__PROBLEM TO WORK ON__: Consider the records below. How many of their lines include the word "языкам"? State the number and nothing else.
+===+
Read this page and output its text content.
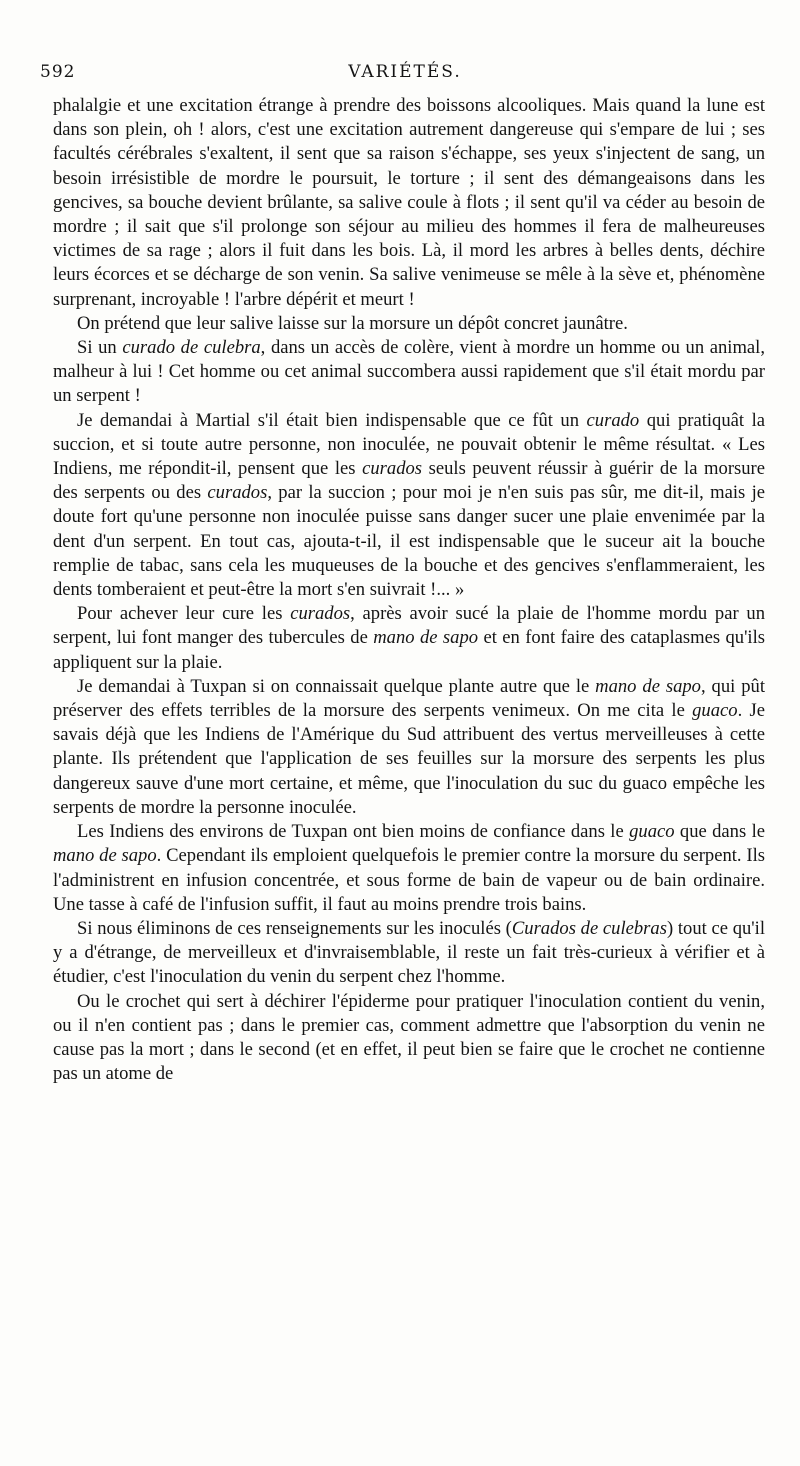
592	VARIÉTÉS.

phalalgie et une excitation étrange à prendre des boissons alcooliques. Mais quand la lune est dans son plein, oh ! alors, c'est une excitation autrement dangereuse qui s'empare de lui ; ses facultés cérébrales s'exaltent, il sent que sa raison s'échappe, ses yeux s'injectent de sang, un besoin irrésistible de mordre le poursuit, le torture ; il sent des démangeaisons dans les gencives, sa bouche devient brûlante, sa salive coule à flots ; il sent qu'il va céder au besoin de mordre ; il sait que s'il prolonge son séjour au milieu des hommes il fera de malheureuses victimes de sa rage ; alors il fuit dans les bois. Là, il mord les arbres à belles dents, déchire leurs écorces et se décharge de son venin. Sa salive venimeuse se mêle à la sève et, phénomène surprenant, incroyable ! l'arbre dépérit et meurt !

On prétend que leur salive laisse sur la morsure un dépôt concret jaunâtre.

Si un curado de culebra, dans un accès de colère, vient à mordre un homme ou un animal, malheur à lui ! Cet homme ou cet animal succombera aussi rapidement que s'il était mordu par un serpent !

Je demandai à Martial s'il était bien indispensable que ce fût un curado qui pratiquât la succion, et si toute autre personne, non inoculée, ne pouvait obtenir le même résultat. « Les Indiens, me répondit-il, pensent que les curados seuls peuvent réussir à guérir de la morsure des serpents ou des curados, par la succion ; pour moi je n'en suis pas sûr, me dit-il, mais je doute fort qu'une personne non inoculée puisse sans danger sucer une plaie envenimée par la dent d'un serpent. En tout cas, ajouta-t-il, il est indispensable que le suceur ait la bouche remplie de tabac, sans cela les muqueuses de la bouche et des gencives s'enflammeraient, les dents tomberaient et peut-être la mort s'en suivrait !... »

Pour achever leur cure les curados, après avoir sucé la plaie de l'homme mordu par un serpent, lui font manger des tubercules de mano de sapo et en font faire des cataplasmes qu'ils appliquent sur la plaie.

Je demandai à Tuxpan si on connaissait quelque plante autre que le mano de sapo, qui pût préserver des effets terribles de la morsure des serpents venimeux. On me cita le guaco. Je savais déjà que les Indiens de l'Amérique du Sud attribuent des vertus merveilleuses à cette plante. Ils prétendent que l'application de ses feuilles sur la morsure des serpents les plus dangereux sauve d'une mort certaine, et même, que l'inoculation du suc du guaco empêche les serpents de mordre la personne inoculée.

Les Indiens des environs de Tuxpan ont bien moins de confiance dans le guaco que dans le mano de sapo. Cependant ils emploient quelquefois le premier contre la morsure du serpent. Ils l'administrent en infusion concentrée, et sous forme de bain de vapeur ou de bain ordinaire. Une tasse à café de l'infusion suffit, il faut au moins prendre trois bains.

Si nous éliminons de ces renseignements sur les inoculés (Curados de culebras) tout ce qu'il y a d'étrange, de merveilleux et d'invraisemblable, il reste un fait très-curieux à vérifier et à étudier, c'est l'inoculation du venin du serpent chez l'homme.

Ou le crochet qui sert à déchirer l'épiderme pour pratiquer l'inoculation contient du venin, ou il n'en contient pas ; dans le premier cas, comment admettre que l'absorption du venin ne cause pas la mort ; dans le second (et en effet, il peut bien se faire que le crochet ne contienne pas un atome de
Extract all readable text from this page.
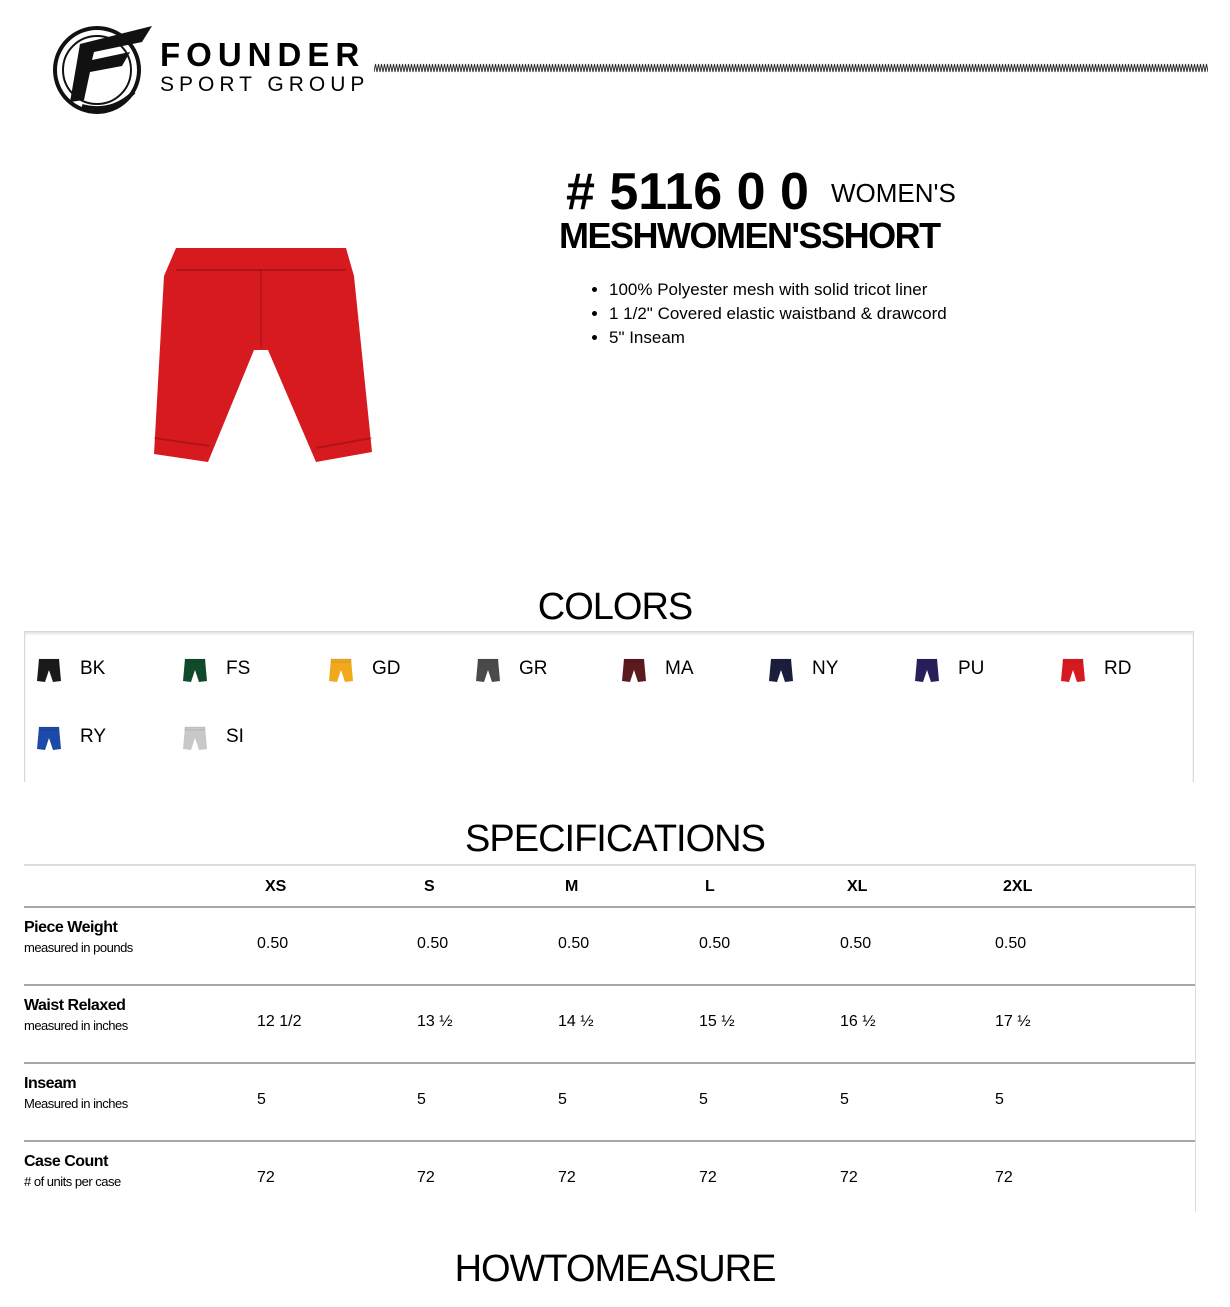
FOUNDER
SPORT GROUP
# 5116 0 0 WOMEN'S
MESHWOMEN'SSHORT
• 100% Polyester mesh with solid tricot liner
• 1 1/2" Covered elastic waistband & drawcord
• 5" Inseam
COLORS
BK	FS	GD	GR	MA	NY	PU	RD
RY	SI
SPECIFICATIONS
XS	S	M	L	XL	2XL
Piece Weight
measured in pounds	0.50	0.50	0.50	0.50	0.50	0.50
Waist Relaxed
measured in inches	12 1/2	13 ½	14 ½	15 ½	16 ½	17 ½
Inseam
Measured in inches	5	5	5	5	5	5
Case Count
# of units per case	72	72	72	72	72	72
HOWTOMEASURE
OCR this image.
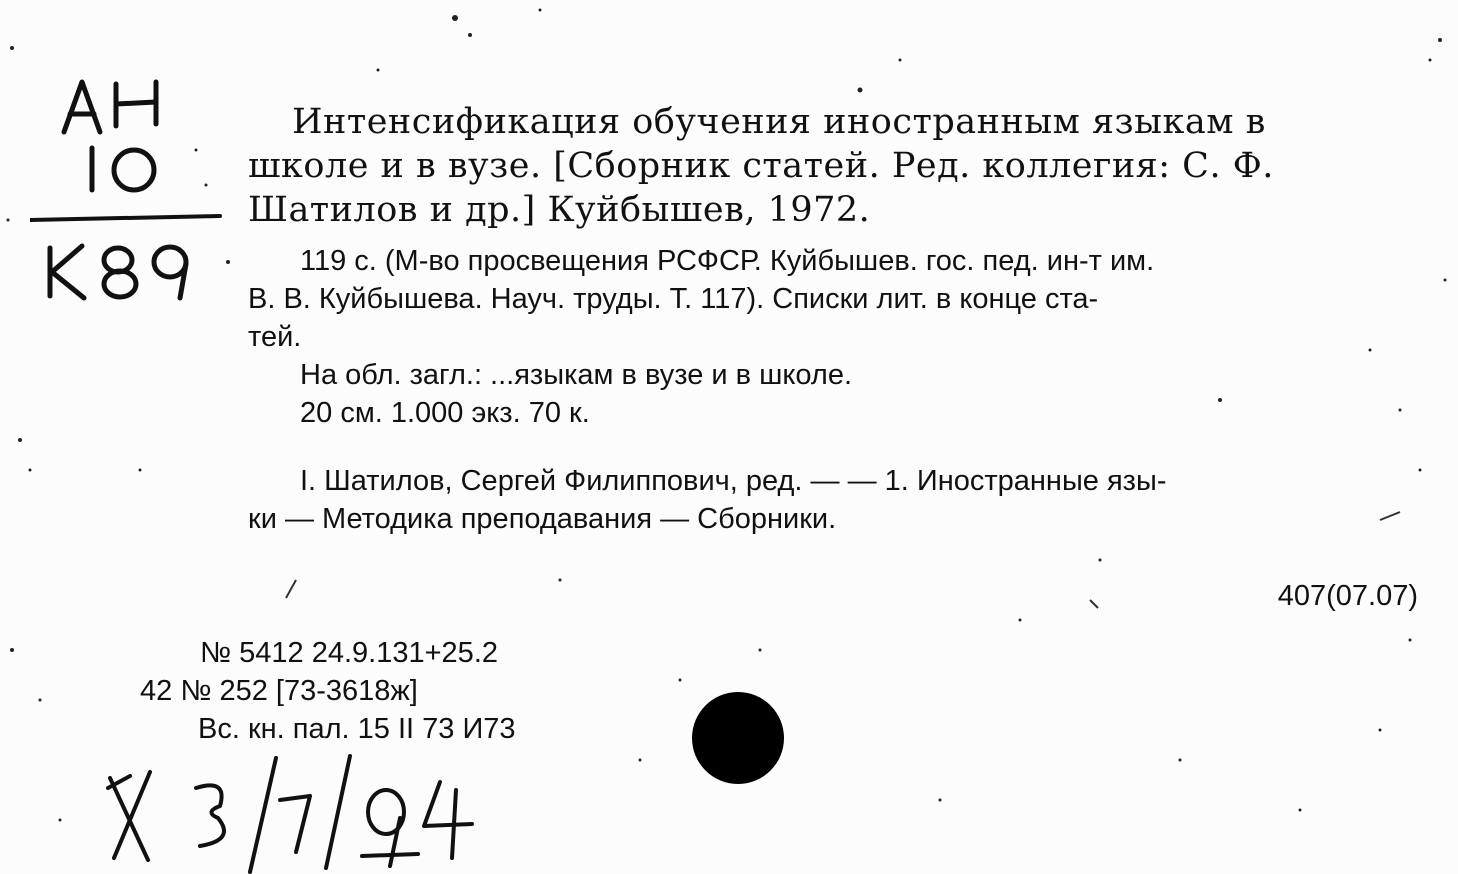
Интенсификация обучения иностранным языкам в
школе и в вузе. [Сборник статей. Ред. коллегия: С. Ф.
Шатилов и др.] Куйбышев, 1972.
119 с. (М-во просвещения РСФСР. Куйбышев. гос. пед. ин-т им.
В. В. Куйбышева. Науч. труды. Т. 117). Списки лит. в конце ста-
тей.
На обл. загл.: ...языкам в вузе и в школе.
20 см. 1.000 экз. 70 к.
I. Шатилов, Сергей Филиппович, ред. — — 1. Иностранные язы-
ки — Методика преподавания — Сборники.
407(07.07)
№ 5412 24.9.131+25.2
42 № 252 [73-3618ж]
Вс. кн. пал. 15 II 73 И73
+===+
__TASK RESPONSE__: 2